- _What to do_
Determine how many lines contain the string "Cost". Respond with that number and nothing more.

- _The data_

____________

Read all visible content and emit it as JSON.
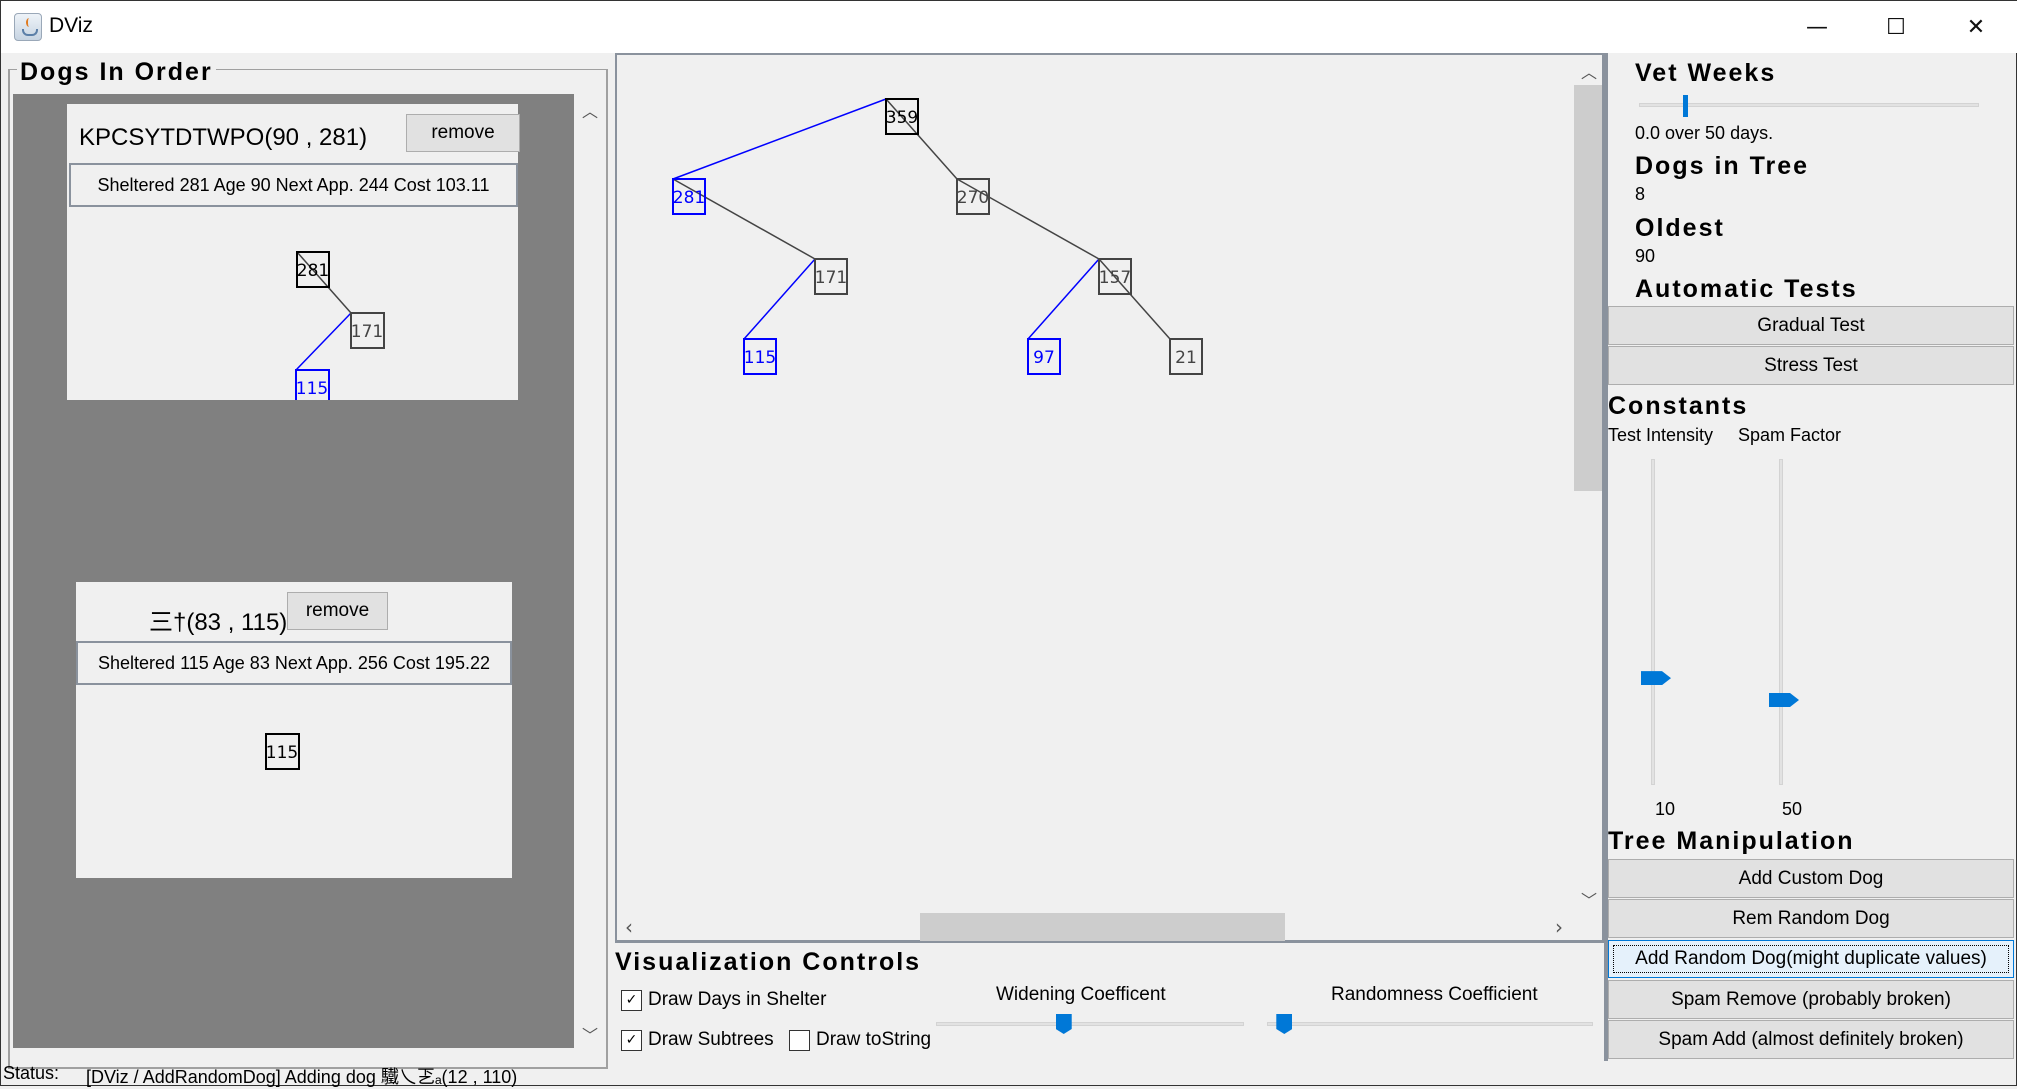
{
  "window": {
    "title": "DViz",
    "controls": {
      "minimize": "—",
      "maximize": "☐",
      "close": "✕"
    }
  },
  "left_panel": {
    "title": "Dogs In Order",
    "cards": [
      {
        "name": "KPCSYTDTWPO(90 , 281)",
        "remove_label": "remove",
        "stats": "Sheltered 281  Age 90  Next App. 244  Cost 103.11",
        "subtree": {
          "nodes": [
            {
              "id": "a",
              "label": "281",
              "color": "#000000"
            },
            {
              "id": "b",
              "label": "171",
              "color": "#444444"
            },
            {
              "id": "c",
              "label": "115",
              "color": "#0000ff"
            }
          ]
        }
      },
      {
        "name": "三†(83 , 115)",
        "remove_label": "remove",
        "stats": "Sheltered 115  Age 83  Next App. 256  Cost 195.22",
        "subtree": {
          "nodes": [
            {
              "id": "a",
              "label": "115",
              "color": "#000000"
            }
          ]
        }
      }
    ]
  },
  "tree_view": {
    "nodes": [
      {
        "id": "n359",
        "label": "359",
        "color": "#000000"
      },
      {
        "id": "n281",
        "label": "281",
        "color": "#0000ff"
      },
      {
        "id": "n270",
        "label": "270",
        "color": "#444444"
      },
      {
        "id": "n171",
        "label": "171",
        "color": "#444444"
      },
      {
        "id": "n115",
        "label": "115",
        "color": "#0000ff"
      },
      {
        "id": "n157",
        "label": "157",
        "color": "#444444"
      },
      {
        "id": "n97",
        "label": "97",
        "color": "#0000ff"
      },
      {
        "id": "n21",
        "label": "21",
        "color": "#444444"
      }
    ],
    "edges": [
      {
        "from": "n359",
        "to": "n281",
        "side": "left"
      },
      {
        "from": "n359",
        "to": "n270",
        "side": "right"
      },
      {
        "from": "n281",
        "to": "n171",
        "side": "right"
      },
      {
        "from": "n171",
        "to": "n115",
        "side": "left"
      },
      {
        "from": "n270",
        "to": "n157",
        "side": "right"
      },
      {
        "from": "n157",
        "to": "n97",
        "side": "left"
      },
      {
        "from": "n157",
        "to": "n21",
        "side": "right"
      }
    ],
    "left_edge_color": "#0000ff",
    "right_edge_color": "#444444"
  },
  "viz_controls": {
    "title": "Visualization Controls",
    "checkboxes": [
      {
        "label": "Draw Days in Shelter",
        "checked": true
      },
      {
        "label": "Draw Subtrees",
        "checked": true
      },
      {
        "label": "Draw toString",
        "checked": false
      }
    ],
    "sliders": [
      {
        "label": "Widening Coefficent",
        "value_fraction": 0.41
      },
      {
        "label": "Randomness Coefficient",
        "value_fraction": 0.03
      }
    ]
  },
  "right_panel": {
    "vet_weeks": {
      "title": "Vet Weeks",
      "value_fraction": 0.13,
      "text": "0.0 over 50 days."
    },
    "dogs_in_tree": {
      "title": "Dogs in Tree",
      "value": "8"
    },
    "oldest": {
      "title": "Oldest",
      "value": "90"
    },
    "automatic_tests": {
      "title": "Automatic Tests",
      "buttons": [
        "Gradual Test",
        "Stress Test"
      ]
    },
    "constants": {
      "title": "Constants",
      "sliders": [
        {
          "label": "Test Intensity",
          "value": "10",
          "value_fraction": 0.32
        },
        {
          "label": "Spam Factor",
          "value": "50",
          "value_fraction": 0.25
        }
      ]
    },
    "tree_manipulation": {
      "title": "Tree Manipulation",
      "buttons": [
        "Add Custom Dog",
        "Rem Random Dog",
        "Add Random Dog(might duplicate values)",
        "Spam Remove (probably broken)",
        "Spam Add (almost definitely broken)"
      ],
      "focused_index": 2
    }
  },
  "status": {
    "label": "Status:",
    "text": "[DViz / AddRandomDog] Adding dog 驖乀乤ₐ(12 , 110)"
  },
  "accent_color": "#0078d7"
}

____________

- _Worked solution_
2